# RECORDS PROVIDED:
+---+

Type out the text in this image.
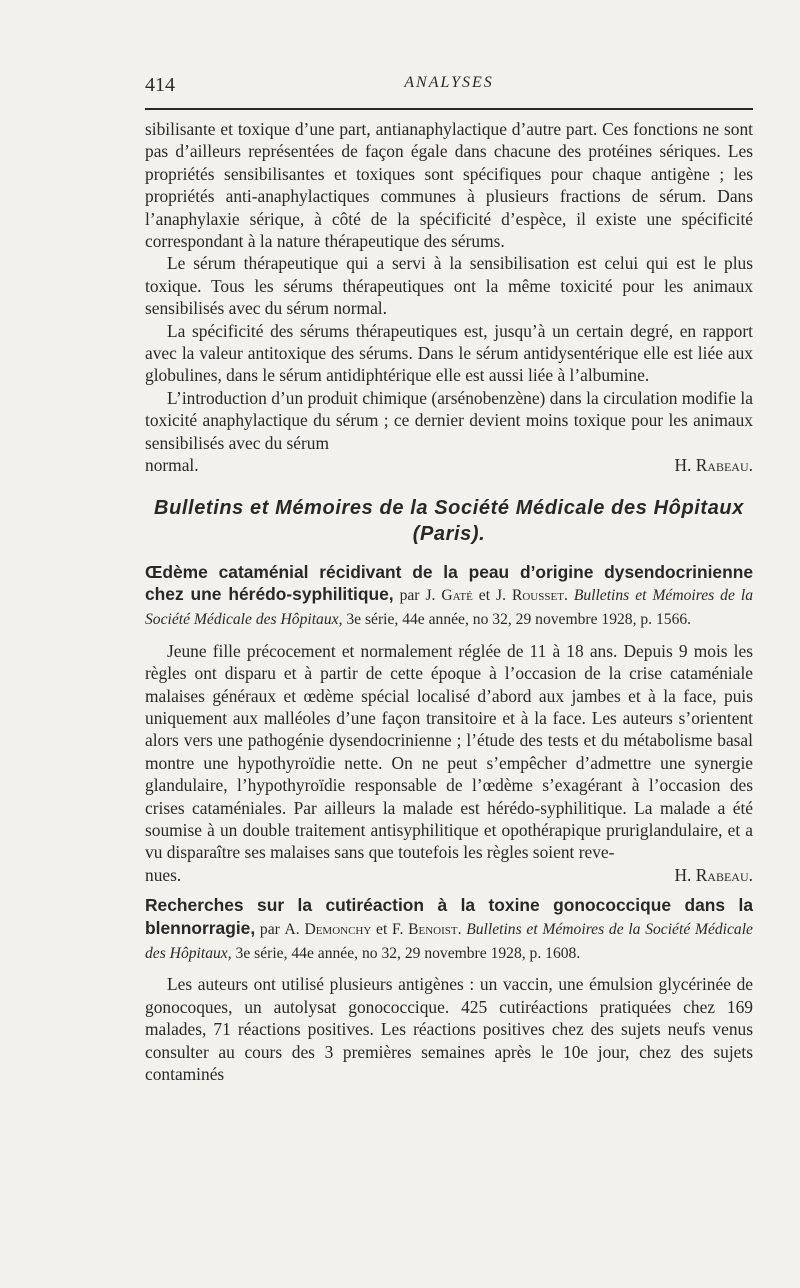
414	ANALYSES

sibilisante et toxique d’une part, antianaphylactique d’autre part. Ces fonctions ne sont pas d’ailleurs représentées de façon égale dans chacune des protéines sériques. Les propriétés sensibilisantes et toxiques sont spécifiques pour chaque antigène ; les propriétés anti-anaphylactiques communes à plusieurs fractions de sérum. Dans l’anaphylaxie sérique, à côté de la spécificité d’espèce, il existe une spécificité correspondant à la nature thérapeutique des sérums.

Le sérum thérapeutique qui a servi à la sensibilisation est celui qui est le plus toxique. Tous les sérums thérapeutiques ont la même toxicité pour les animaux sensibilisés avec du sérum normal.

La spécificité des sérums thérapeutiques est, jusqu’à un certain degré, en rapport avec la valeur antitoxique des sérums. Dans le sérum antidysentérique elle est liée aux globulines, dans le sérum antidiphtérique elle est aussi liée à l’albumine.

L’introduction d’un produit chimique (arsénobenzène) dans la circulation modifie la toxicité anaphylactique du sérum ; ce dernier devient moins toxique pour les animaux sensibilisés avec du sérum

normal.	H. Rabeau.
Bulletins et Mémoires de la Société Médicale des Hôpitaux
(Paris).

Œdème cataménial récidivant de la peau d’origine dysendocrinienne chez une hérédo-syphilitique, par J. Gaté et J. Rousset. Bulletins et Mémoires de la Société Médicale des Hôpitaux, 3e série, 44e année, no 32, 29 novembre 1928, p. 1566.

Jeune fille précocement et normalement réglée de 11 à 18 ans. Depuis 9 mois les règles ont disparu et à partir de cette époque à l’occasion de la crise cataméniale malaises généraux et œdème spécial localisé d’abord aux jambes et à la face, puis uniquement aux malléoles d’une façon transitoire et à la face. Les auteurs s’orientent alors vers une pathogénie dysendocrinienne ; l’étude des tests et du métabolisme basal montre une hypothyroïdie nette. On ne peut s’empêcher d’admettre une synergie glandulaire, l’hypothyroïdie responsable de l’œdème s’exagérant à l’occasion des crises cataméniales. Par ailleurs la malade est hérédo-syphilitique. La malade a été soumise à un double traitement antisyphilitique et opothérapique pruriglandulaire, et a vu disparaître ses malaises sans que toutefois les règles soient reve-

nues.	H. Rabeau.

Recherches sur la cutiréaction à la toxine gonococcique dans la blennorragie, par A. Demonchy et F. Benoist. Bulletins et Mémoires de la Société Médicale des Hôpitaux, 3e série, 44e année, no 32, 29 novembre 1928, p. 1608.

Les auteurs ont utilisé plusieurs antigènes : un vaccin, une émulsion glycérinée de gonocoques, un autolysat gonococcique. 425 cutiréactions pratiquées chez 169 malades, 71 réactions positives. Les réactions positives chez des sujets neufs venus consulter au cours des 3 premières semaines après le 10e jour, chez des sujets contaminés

+---+

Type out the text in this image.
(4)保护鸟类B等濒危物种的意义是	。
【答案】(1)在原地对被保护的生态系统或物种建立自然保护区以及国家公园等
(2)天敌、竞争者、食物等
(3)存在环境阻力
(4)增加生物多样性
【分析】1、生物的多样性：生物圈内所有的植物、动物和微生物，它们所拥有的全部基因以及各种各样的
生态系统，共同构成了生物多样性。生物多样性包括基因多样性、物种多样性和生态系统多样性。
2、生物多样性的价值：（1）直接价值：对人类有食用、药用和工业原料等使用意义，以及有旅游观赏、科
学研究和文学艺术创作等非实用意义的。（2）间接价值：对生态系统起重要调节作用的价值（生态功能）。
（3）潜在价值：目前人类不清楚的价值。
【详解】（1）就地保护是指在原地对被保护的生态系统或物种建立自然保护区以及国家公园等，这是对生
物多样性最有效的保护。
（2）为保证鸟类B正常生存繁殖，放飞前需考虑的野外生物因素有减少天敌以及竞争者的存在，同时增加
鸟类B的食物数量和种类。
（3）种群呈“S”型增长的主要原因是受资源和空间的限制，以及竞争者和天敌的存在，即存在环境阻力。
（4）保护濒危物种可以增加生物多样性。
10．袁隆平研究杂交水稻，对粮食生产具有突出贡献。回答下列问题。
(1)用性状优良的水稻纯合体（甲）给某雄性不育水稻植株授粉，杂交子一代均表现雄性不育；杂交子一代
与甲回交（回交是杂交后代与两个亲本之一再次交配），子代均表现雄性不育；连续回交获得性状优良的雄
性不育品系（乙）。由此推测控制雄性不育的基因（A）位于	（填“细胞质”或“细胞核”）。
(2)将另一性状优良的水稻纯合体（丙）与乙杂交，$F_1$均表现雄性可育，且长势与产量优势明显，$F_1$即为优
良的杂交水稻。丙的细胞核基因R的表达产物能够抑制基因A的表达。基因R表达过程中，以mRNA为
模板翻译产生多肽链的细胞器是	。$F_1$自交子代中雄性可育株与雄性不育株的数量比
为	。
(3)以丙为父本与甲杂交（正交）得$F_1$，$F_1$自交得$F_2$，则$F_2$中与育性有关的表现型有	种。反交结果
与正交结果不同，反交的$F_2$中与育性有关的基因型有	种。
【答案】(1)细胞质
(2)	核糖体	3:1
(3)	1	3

+---+

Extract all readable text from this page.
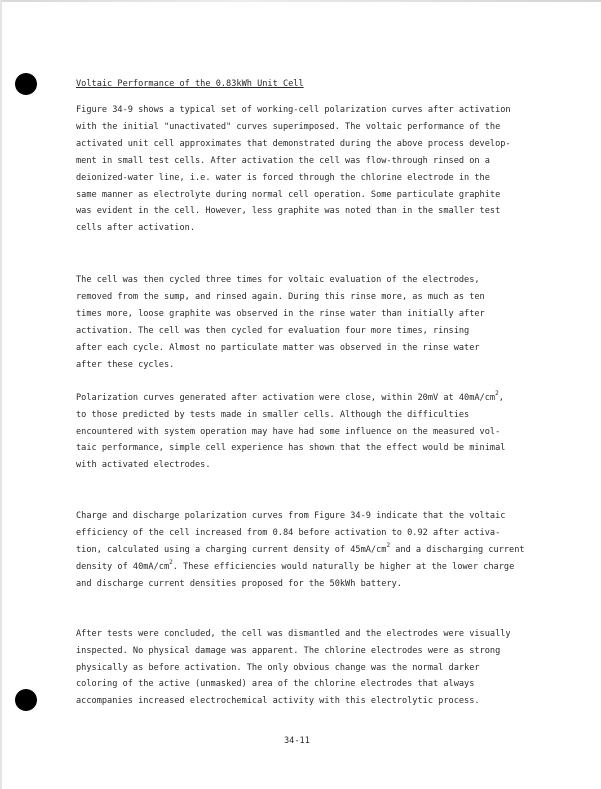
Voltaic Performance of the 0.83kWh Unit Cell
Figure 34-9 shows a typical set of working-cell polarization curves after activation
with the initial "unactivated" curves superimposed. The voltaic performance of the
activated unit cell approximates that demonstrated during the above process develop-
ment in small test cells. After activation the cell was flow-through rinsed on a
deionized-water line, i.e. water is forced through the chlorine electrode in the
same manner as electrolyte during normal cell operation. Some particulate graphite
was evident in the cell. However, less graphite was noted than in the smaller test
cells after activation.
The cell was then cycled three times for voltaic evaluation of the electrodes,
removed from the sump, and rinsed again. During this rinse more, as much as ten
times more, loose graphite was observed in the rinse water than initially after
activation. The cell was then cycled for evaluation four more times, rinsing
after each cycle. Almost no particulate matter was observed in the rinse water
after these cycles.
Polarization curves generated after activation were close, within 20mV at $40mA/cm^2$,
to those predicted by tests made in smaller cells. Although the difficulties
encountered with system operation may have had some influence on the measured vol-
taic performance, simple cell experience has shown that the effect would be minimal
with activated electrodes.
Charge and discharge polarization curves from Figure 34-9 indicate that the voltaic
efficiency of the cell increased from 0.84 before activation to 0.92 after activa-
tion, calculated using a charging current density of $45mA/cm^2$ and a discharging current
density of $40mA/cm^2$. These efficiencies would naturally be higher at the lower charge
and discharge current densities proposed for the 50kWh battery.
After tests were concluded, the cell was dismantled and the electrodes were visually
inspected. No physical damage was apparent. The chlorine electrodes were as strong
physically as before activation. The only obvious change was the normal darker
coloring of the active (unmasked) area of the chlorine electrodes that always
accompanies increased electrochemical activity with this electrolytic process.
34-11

+---+

# TASK TO COMPLETE:
Every line of the material that holds the word "activation" must be found and copied.

# ANSWER TO THE EXERCISE:
Figure 34-9 shows a typical set of working-cell polarization curves after activation
ment in small test cells. After activation the cell was flow-through rinsed on a
cells after activation.
activation. The cell was then cycled for evaluation four more times, rinsing
Polarization curves generated after activation were close, within 20mV at $40mA/cm^2$,
efficiency of the cell increased from 0.84 before activation to 0.92 after activa-
physically as before activation. The only obvious change was the normal darker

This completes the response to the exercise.